[Written exercise] Copy out all lines carrying the word "garlic".
══ Entries shown
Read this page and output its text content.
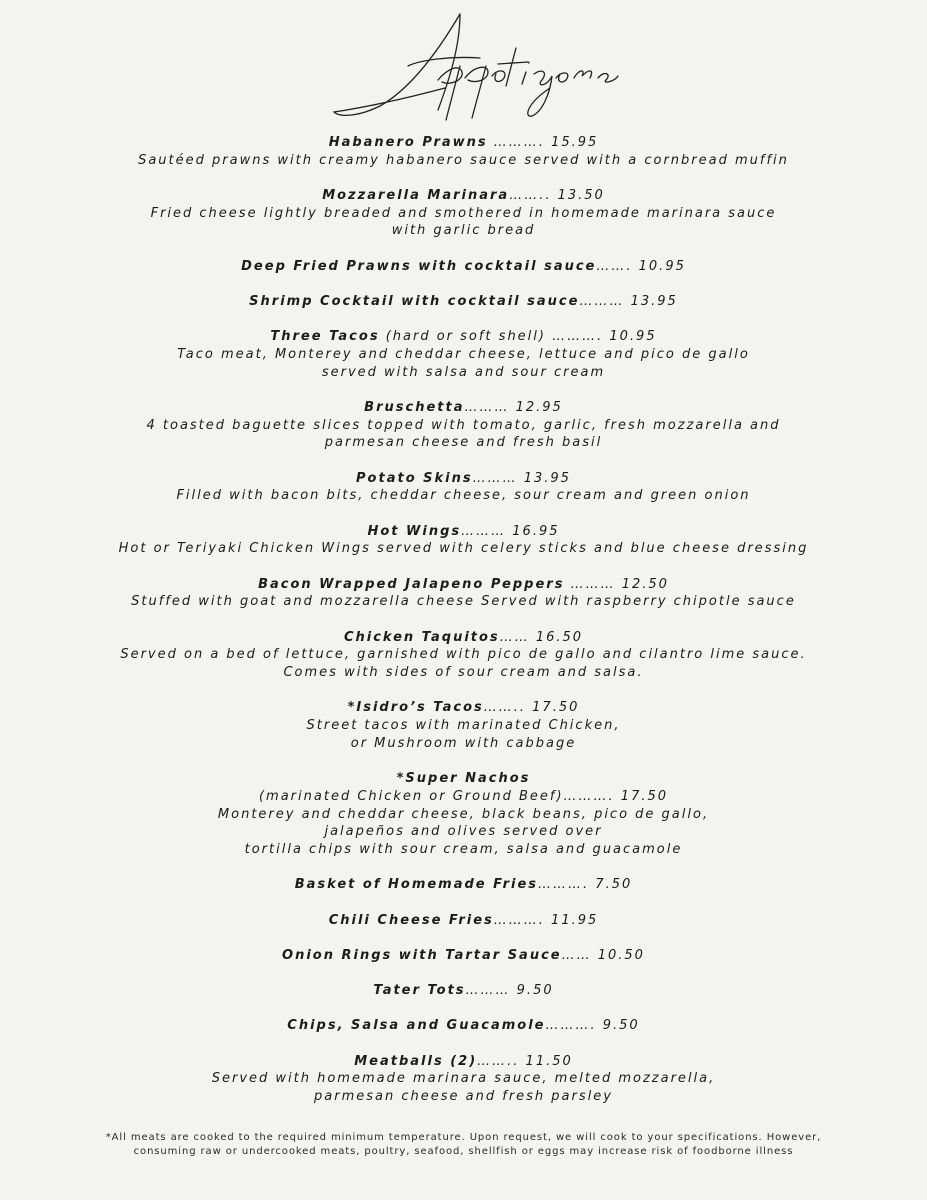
Habanero Prawns ………. 15.95
Sautéed prawns with creamy habanero sauce served with a cornbread muffin
Mozzarella Marinara…….. 13.50
Fried cheese lightly breaded and smothered in homemade marinara sauce
with garlic bread
Deep Fried Prawns with cocktail sauce……. 10.95
Shrimp Cocktail with cocktail sauce……… 13.95
Three Tacos (hard or soft shell) ………. 10.95
Taco meat, Monterey and cheddar cheese, lettuce and pico de gallo
served with salsa and sour cream
Bruschetta……… 12.95
4 toasted baguette slices topped with tomato, garlic, fresh mozzarella and
parmesan cheese and fresh basil
Potato Skins……… 13.95
Filled with bacon bits, cheddar cheese, sour cream and green onion
Hot Wings……… 16.95
Hot or Teriyaki Chicken Wings served with celery sticks and blue cheese dressing
Bacon Wrapped Jalapeno Peppers ……… 12.50
Stuffed with goat and mozzarella cheese Served with raspberry chipotle sauce
Chicken Taquitos…… 16.50
Served on a bed of lettuce, garnished with pico de gallo and cilantro lime sauce.
Comes with sides of sour cream and salsa.
*Isidro’s Tacos…….. 17.50
Street tacos with marinated Chicken,
or Mushroom with cabbage
*Super Nachos
(marinated Chicken or Ground Beef)………. 17.50
Monterey and cheddar cheese, black beans, pico de gallo,
jalapeños and olives served over
tortilla chips with sour cream, salsa and guacamole
Basket of Homemade Fries………. 7.50
Chili Cheese Fries………. 11.95
Onion Rings with Tartar Sauce…… 10.50
Tater Tots……… 9.50
Chips, Salsa and Guacamole………. 9.50
Meatballs (2)…….. 11.50
Served with homemade marinara sauce, melted mozzarella,
parmesan cheese and fresh parsley
*All meats are cooked to the required minimum temperature. Upon request, we will cook to your specifications. However,
consuming raw or undercooked meats, poultry, seafood, shellfish or eggs may increase risk of foodborne illness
════
[Exercise answer]
with garlic bread
4 toasted baguette slices topped with tomato, garlic, fresh mozzarella and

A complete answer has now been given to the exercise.